*What the task asks:* Copy, from the entries below, each line where the word "Anim" can be found.
>> begin Provided information
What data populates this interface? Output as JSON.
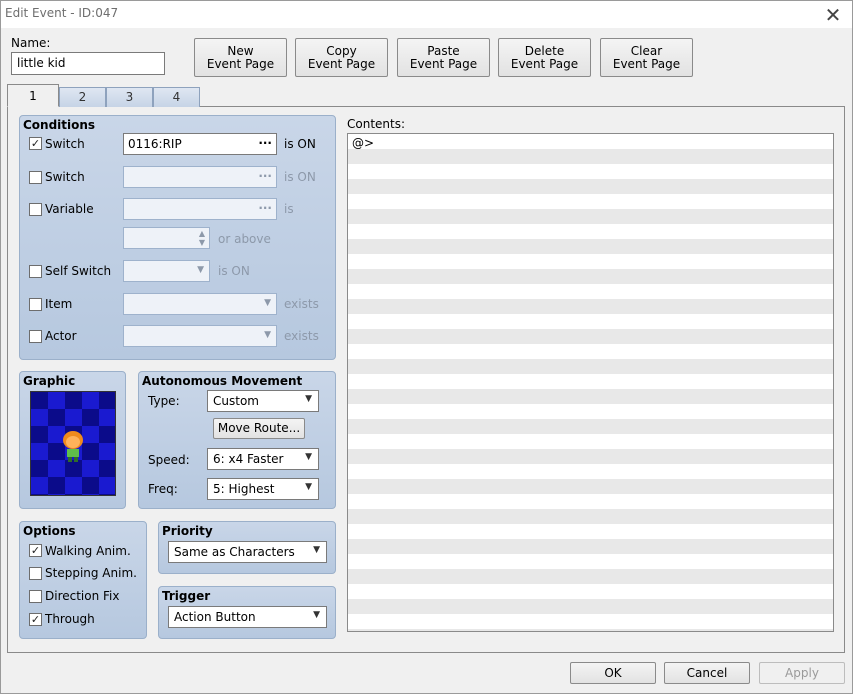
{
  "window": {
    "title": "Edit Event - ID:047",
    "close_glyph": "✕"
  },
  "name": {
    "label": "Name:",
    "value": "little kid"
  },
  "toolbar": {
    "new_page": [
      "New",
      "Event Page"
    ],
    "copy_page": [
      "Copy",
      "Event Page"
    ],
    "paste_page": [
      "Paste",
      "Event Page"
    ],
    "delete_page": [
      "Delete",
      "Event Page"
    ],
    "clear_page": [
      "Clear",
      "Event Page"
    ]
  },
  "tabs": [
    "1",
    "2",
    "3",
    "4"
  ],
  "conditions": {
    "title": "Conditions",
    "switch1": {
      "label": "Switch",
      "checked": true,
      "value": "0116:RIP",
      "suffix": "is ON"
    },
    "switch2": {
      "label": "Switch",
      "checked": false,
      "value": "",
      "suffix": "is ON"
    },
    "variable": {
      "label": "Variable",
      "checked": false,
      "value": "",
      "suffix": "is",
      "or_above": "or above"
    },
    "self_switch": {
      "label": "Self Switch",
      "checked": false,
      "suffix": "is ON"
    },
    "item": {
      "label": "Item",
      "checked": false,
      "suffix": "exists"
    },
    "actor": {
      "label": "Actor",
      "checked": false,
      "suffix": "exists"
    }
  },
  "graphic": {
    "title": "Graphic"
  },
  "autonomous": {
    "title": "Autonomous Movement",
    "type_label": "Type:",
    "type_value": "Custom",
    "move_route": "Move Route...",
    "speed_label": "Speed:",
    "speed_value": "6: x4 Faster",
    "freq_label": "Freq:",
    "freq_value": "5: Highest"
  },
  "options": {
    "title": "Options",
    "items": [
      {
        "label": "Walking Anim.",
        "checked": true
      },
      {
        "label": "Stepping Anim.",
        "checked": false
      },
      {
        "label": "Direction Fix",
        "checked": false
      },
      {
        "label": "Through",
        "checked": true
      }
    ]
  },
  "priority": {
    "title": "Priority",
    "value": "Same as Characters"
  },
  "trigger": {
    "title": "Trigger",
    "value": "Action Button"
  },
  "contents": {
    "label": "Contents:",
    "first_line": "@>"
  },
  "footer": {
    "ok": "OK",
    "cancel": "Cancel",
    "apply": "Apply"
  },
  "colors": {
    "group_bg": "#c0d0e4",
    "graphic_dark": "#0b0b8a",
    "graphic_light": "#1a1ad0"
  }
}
>> end Provided information
*Output of the exercise:*
        "label": "Walking Anim.",
        "label": "Stepping Anim.",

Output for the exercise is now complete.